Data excerpts
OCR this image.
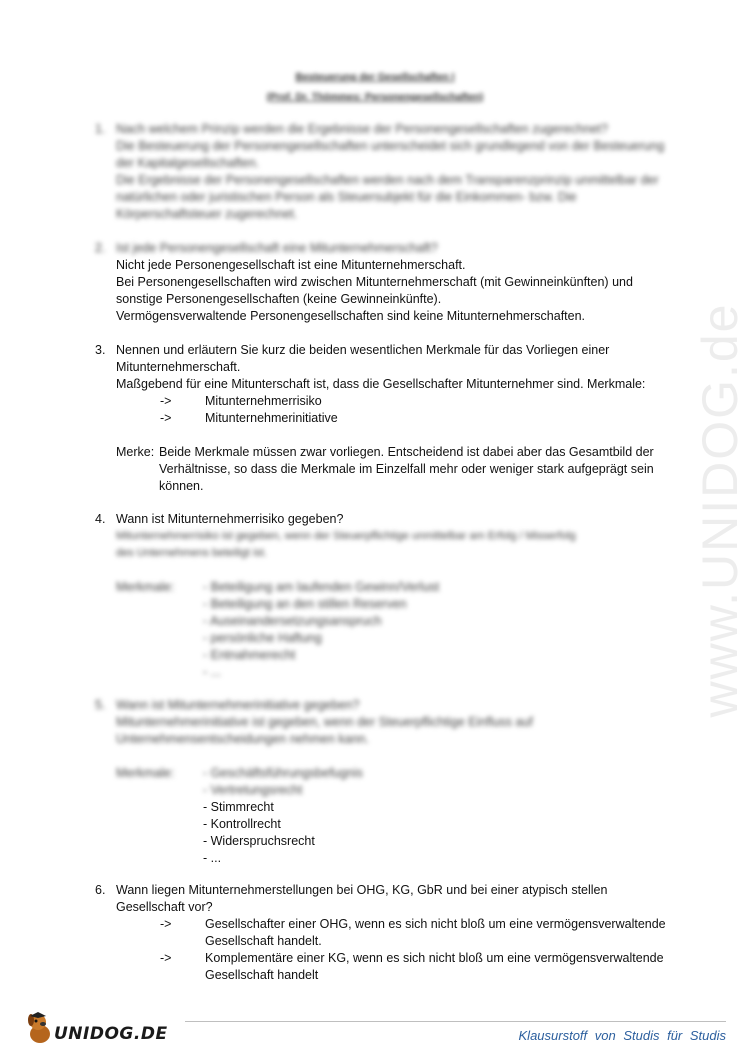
www.UNIDOG.de
Besteuerung der Gesellschaften I
(Prof. Dr. Thömmes: Personengesellschaften)
1. Nach welchem Prinzip werden die Ergebnisse der Personengesellschaften zugerechnet?
Die Besteuerung der Personengesellschaften unterscheidet sich grundlegend von der Besteuerung
der Kapitalgesellschaften.
Die Ergebnisse der Personengesellschaften werden nach dem Transparenzprinzip unmittelbar der
natürlichen oder juristischen Person als Steuersubjekt für die Einkommen- bzw. Die
Körperschaftsteuer zugerechnet.
2. Ist jede Personengesellschaft eine Mitunternehmerschaft?
Nicht jede Personengesellschaft ist eine Mitunternehmerschaft.
Bei Personengesellschaften wird zwischen Mitunternehmerschaft (mit Gewinneinkünften) und
sonstige Personengesellschaften (keine Gewinneinkünfte).
Vermögensverwaltende Personengesellschaften sind keine Mitunternehmerschaften.
3. Nennen und erläutern Sie kurz die beiden wesentlichen Merkmale für das Vorliegen einer
Mitunternehmerschaft.
Maßgebend für eine Mitunterschaft ist, dass die Gesellschafter Mitunternehmer sind. Merkmale:
->	Mitunternehmerrisiko
->	Mitunternehmerinitiative
Merke: Beide Merkmale müssen zwar vorliegen. Entscheidend ist dabei aber das Gesamtbild der
Verhältnisse, so dass die Merkmale im Einzelfall mehr oder weniger stark aufgeprägt sein
können.
4. Wann ist Mitunternehmerrisiko gegeben?
Mitunternehmerrisiko ist gegeben, wenn der Steuerpflichtige unmittelbar am Erfolg / Misserfolg
des Unternehmens beteiligt ist.
Merkmale: - Beteiligung am laufenden Gewinn/Verlust
- Beteiligung an den stillen Reserven
- Auseinandersetzungsanspruch
- persönliche Haftung
- Entnahmerecht
- ...
5. Wann ist Mitunternehmerinitiative gegeben?
Mitunternehmerinitiative ist gegeben, wenn der Steuerpflichtige Einfluss auf
Unternehmensentscheidungen nehmen kann.
Merkmale: - Geschäftsführungsbefugnis
- Vertretungsrecht
- Stimmrecht
- Kontrollrecht
- Widerspruchsrecht
- ...
6. Wann liegen Mitunternehmerstellungen bei OHG, KG, GbR und bei einer atypisch stellen
Gesellschaft vor?
->	Gesellschafter einer OHG, wenn es sich nicht bloß um eine vermögensverwaltende Gesellschaft handelt.
->	Komplementäre einer KG, wenn es sich nicht bloß um eine vermögensverwaltende Gesellschaft handelt
UNIDOG.DE	Klausurstoff von Studis für Studis
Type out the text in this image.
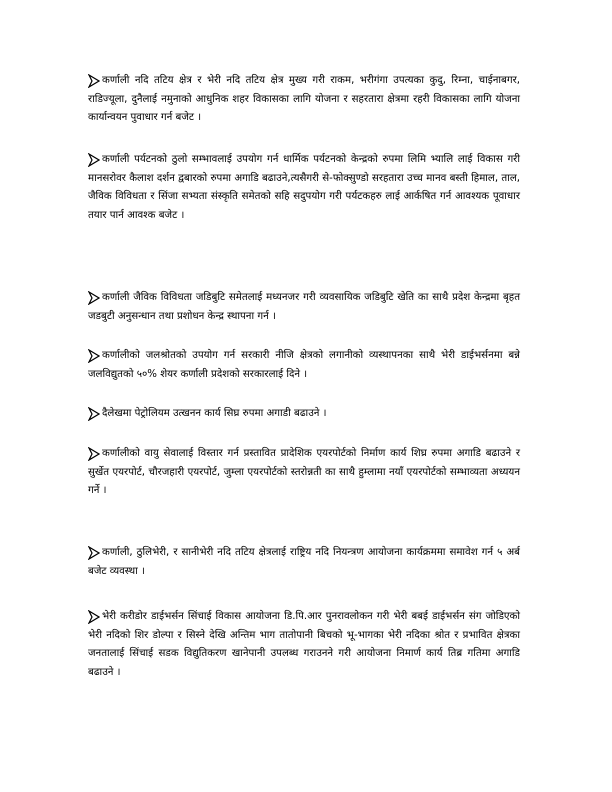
कर्णाली नदि तटिय क्षेत्र र भेरी नदि तटिय क्षेत्र मुख्य गरी राकम, भरीगंगा उपत्यका कुदु, रिम्ना, चाईनाबगर, राडिज्यूला, दुनैलाई नमुनाको आधुनिक शहर विकासका लागि योजना र सहरतारा क्षेत्रमा रहरी विकासका लागि योजना कार्यान्वयन पुवाधार गर्न बजेट ।
कर्णाली पर्यटनको ठुलो सम्भावलाई उपयोग गर्न धार्मिक पर्यटनको केन्द्रको रुपमा लिमि भ्यालि लाई विकास गरी मानसरोवर कैलाश दर्शन द्वबारको रुपमा अगाडि बढाउने,त्यसैगरी से-फोक्सुण्डो सरहतारा उच्च मानव बस्ती हिमाल, ताल, जैविक विविधता र सिंजा सभ्यता संस्कृति समेतको सहि सदुपयोग गरी पर्यटकहरु लाई आर्कषित गर्न आवश्यक पूवाधार तयार पार्न आवश्क बजेट ।
कर्णाली जैविक विविधता जडिबुटि समेतलाई मध्यनजर गरी व्यवसायिक जडिबुटि खेति का साथै प्रदेश केन्द्रमा बृहत जडबुटी अनुसन्धान तथा प्रशोधन केन्द्र स्थापना गर्न ।
कर्णालीको जलश्रोतको उपयोग गर्न सरकारी नीजि क्षेत्रको लगानीको व्यस्थापनका साथै भेरी डाईभर्सनमा बन्ने जलविद्युतको ५०% शेयर कर्णाली प्रदेशको सरकारलाई दिने ।
दैलेखमा पेट्रोलियम उत्खनन कार्य सिघ्र रुपमा अगाडी बढाउने ।
कर्णालीको वायु सेवालाई विस्तार गर्न प्रस्तावित प्रादेशिक एयरपोर्टको निर्माण कार्य शिघ्र रुपमा अगाडि बढाउने र सुर्खेत एयरपोर्ट, चौरजहारी एयरपोर्ट, जुम्ला एयरपोर्टको स्तरोन्नती का साथै हुम्लामा नयाँ एयरपोर्टको सम्भाव्यता अध्ययन गर्ने ।
कर्णाली, ठुलिभेरी, र सानीभेरी नदि तटिय क्षेत्रलाई राष्ट्रिय नदि नियन्त्रण आयोजना कार्यक्रममा समावेश गर्न ५ अर्ब बजेट व्यवस्था ।
भेरी करीडोर डाईभर्सन सिंचाई विकास आयोजना डि.पि.आर पुनरावलोकन गरी भेरी बबई डाईभर्सन संग जोडिएको भेरी नदिको शिर डोल्पा र सिस्ने देखि अन्तिम भाग तातोपानी बिचको भू-भागका भेरी नदिका श्रोत र प्रभावित क्षेत्रका जनतालाई सिंचाई सडक विद्युतिकरण खानेपानी उपलब्ध गराउनने गरी आयोजना निमार्ण कार्य तिब्र गतिमा अगाडि बढाउने ।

• [TASK GOAL]:
Will you set down the records word for word while leaving out every picture?

• [ANSWER TO THE PROBLEM]:
OCR this image.
www.UNIDOG.de
Besteuerung der Gesellschaften I
(Prof. Dr. Thömmes: Personengesellschaften)
1. Nach welchem Prinzip werden die Ergebnisse der Personengesellschaften zugerechnet?
Die Besteuerung der Personengesellschaften unterscheidet sich grundlegend von der Besteuerung
der Kapitalgesellschaften.
Die Ergebnisse der Personengesellschaften werden nach dem Transparenzprinzip unmittelbar der
natürlichen oder juristischen Person als Steuersubjekt für die Einkommen- bzw. Die
Körperschaftsteuer zugerechnet.
2. Ist jede Personengesellschaft eine Mitunternehmerschaft?
Nicht jede Personengesellschaft ist eine Mitunternehmerschaft.
Bei Personengesellschaften wird zwischen Mitunternehmerschaft (mit Gewinneinkünften) und
sonstige Personengesellschaften (keine Gewinneinkünfte).
Vermögensverwaltende Personengesellschaften sind keine Mitunternehmerschaften.
3. Nennen und erläutern Sie kurz die beiden wesentlichen Merkmale für das Vorliegen einer
Mitunternehmerschaft.
Maßgebend für eine Mitunterschaft ist, dass die Gesellschafter Mitunternehmer sind. Merkmale:
->	Mitunternehmerrisiko
->	Mitunternehmerinitiative
Merke: Beide Merkmale müssen zwar vorliegen. Entscheidend ist dabei aber das Gesamtbild der
Verhältnisse, so dass die Merkmale im Einzelfall mehr oder weniger stark aufgeprägt sein
können.
4. Wann ist Mitunternehmerrisiko gegeben?
Mitunternehmerrisiko ist gegeben, wenn der Steuerpflichtige unmittelbar am Erfolg / Misserfolg
des Unternehmens beteiligt ist.
Merkmale: - Beteiligung am laufenden Gewinn/Verlust
- Beteiligung an den stillen Reserven
- Auseinandersetzungsanspruch
- persönliche Haftung
- Entnahmerecht
- ...
5. Wann ist Mitunternehmerinitiative gegeben?
Mitunternehmerinitiative ist gegeben, wenn der Steuerpflichtige Einfluss auf
Unternehmensentscheidungen nehmen kann.
Merkmale: - Geschäftsführungsbefugnis
- Vertretungsrecht
- Stimmrecht
- Kontrollrecht
- Widerspruchsrecht
- ...
6. Wann liegen Mitunternehmerstellungen bei OHG, KG, GbR und bei einer atypisch stellen
Gesellschaft vor?
->	Gesellschafter einer OHG, wenn es sich nicht bloß um eine vermögensverwaltende Gesellschaft handelt.
->	Komplementäre einer KG, wenn es sich nicht bloß um eine vermögensverwaltende Gesellschaft handelt
UNIDOG.DE	Klausurstoff von Studis für Studis
Type out the text in this image.
कर्णाली नदि तटिय क्षेत्र र भेरी नदि तटिय क्षेत्र मुख्य गरी राकम, भरीगंगा उपत्यका कुदु, रिम्ना, चाईनाबगर, राडिज्यूला, दुनैलाई नमुनाको आधुनिक शहर विकासका लागि योजना र सहरतारा क्षेत्रमा रहरी विकासका लागि योजना कार्यान्वयन पुवाधार गर्न बजेट ।
कर्णाली पर्यटनको ठुलो सम्भावलाई उपयोग गर्न धार्मिक पर्यटनको केन्द्रको रुपमा लिमि भ्यालि लाई विकास गरी मानसरोवर कैलाश दर्शन द्वबारको रुपमा अगाडि बढाउने,त्यसैगरी से-फोक्सुण्डो सरहतारा उच्च मानव बस्ती हिमाल, ताल, जैविक विविधता र सिंजा सभ्यता संस्कृति समेतको सहि सदुपयोग गरी पर्यटकहरु लाई आर्कषित गर्न आवश्यक पूवाधार तयार पार्न आवश्क बजेट ।
कर्णाली जैविक विविधता जडिबुटि समेतलाई मध्यनजर गरी व्यवसायिक जडिबुटि खेति का साथै प्रदेश केन्द्रमा बृहत जडबुटी अनुसन्धान तथा प्रशोधन केन्द्र स्थापना गर्न ।
कर्णालीको जलश्रोतको उपयोग गर्न सरकारी नीजि क्षेत्रको लगानीको व्यस्थापनका साथै भेरी डाईभर्सनमा बन्ने जलविद्युतको ५०% शेयर कर्णाली प्रदेशको सरकारलाई दिने ।
दैलेखमा पेट्रोलियम उत्खनन कार्य सिघ्र रुपमा अगाडी बढाउने ।
कर्णालीको वायु सेवालाई विस्तार गर्न प्रस्तावित प्रादेशिक एयरपोर्टको निर्माण कार्य शिघ्र रुपमा अगाडि बढाउने र सुर्खेत एयरपोर्ट, चौरजहारी एयरपोर्ट, जुम्ला एयरपोर्टको स्तरोन्नती का साथै हुम्लामा नयाँ एयरपोर्टको सम्भाव्यता अध्ययन गर्ने ।
कर्णाली, ठुलिभेरी, र सानीभेरी नदि तटिय क्षेत्रलाई राष्ट्रिय नदि नियन्त्रण आयोजना कार्यक्रममा समावेश गर्न ५ अर्ब बजेट व्यवस्था ।
भेरी करीडोर डाईभर्सन सिंचाई विकास आयोजना डि.पि.आर पुनरावलोकन गरी भेरी बबई डाईभर्सन संग जोडिएको भेरी नदिको शिर डोल्पा र सिस्ने देखि अन्तिम भाग तातोपानी बिचको भू-भागका भेरी नदिका श्रोत र प्रभावित क्षेत्रका जनतालाई सिंचाई सडक विद्युतिकरण खानेपानी उपलब्ध गराउनने गरी आयोजना निमार्ण कार्य तिब्र गतिमा अगाडि बढाउने ।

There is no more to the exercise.